[Source records]
========================================================================

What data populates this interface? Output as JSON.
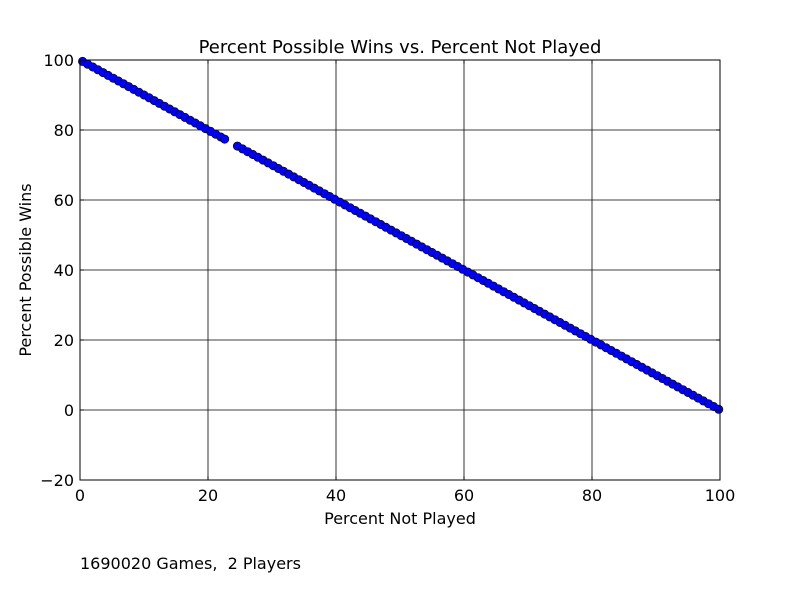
{
  "chart_data": {
    "type": "scatter",
    "title": "Percent Possible Wins vs. Percent Not Played",
    "xlabel": "Percent Not Played",
    "ylabel": "Percent Possible Wins",
    "xlim": [
      0,
      100
    ],
    "ylim": [
      -20,
      100
    ],
    "xticks": [
      0,
      20,
      40,
      60,
      80,
      100
    ],
    "yticks": [
      -20,
      0,
      20,
      40,
      60,
      80,
      100
    ],
    "xtick_labels": [
      "0",
      "20",
      "40",
      "60",
      "80",
      "100"
    ],
    "ytick_labels": [
      "−20",
      "0",
      "20",
      "40",
      "60",
      "80",
      "100"
    ],
    "grid": true,
    "marker_color": "#0000ff",
    "marker_edge_color": "#000000",
    "points": [
      [
        0.4,
        99.6
      ],
      [
        1.2,
        98.8
      ],
      [
        2.0,
        98.0
      ],
      [
        2.8,
        97.2
      ],
      [
        3.6,
        96.4
      ],
      [
        4.4,
        95.6
      ],
      [
        5.2,
        94.8
      ],
      [
        6.0,
        94.0
      ],
      [
        6.8,
        93.2
      ],
      [
        7.6,
        92.4
      ],
      [
        8.4,
        91.6
      ],
      [
        9.2,
        90.8
      ],
      [
        10.0,
        90.0
      ],
      [
        10.8,
        89.2
      ],
      [
        11.6,
        88.4
      ],
      [
        12.4,
        87.6
      ],
      [
        13.2,
        86.8
      ],
      [
        14.0,
        86.0
      ],
      [
        14.8,
        85.2
      ],
      [
        15.6,
        84.4
      ],
      [
        16.4,
        83.6
      ],
      [
        17.2,
        82.8
      ],
      [
        18.0,
        82.0
      ],
      [
        18.8,
        81.2
      ],
      [
        19.6,
        80.4
      ],
      [
        20.4,
        79.6
      ],
      [
        21.2,
        78.8
      ],
      [
        22.0,
        78.0
      ],
      [
        22.6,
        77.4
      ],
      [
        24.6,
        75.4
      ],
      [
        25.4,
        74.6
      ],
      [
        26.2,
        73.8
      ],
      [
        27.0,
        73.0
      ],
      [
        27.8,
        72.2
      ],
      [
        28.6,
        71.4
      ],
      [
        29.4,
        70.6
      ],
      [
        30.2,
        69.8
      ],
      [
        31.0,
        69.0
      ],
      [
        31.8,
        68.2
      ],
      [
        32.6,
        67.4
      ],
      [
        33.4,
        66.6
      ],
      [
        34.2,
        65.8
      ],
      [
        35.0,
        65.0
      ],
      [
        35.8,
        64.2
      ],
      [
        36.6,
        63.4
      ],
      [
        37.4,
        62.6
      ],
      [
        38.2,
        61.8
      ],
      [
        39.0,
        61.0
      ],
      [
        39.8,
        60.2
      ],
      [
        40.6,
        59.4
      ],
      [
        41.4,
        58.6
      ],
      [
        42.2,
        57.8
      ],
      [
        43.0,
        57.0
      ],
      [
        43.8,
        56.2
      ],
      [
        44.6,
        55.4
      ],
      [
        45.4,
        54.6
      ],
      [
        46.2,
        53.8
      ],
      [
        47.0,
        53.0
      ],
      [
        47.8,
        52.2
      ],
      [
        48.6,
        51.4
      ],
      [
        49.4,
        50.6
      ],
      [
        50.2,
        49.8
      ],
      [
        51.0,
        49.0
      ],
      [
        51.8,
        48.2
      ],
      [
        52.6,
        47.4
      ],
      [
        53.4,
        46.6
      ],
      [
        54.2,
        45.8
      ],
      [
        55.0,
        45.0
      ],
      [
        55.8,
        44.2
      ],
      [
        56.6,
        43.4
      ],
      [
        57.4,
        42.6
      ],
      [
        58.2,
        41.8
      ],
      [
        59.0,
        41.0
      ],
      [
        59.8,
        40.2
      ],
      [
        60.6,
        39.4
      ],
      [
        61.4,
        38.6
      ],
      [
        62.2,
        37.8
      ],
      [
        63.0,
        37.0
      ],
      [
        63.8,
        36.2
      ],
      [
        64.6,
        35.4
      ],
      [
        65.4,
        34.6
      ],
      [
        66.2,
        33.8
      ],
      [
        67.0,
        33.0
      ],
      [
        67.8,
        32.2
      ],
      [
        68.6,
        31.4
      ],
      [
        69.4,
        30.6
      ],
      [
        70.2,
        29.8
      ],
      [
        71.0,
        29.0
      ],
      [
        71.8,
        28.2
      ],
      [
        72.6,
        27.4
      ],
      [
        73.4,
        26.6
      ],
      [
        74.2,
        25.8
      ],
      [
        75.0,
        25.0
      ],
      [
        75.8,
        24.2
      ],
      [
        76.6,
        23.4
      ],
      [
        77.4,
        22.6
      ],
      [
        78.2,
        21.8
      ],
      [
        79.0,
        21.0
      ],
      [
        79.8,
        20.2
      ],
      [
        80.6,
        19.4
      ],
      [
        81.4,
        18.6
      ],
      [
        82.2,
        17.8
      ],
      [
        83.0,
        17.0
      ],
      [
        83.8,
        16.2
      ],
      [
        84.6,
        15.4
      ],
      [
        85.4,
        14.6
      ],
      [
        86.2,
        13.8
      ],
      [
        87.0,
        13.0
      ],
      [
        87.8,
        12.2
      ],
      [
        88.6,
        11.4
      ],
      [
        89.4,
        10.6
      ],
      [
        90.2,
        9.8
      ],
      [
        91.0,
        9.0
      ],
      [
        91.8,
        8.2
      ],
      [
        92.6,
        7.4
      ],
      [
        93.4,
        6.6
      ],
      [
        94.2,
        5.8
      ],
      [
        95.0,
        5.0
      ],
      [
        95.8,
        4.2
      ],
      [
        96.6,
        3.4
      ],
      [
        97.4,
        2.6
      ],
      [
        98.2,
        1.8
      ],
      [
        99.0,
        1.0
      ],
      [
        99.8,
        0.2
      ]
    ]
  },
  "footnote": "1690020 Games,  2 Players"
}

========================================================================

Scan the listing above for the word "Possible" and show each line where it is found.

TASK ANSWER:
    "title": "Percent Possible Wins vs. Percent Not Played",
    "ylabel": "Percent Possible Wins",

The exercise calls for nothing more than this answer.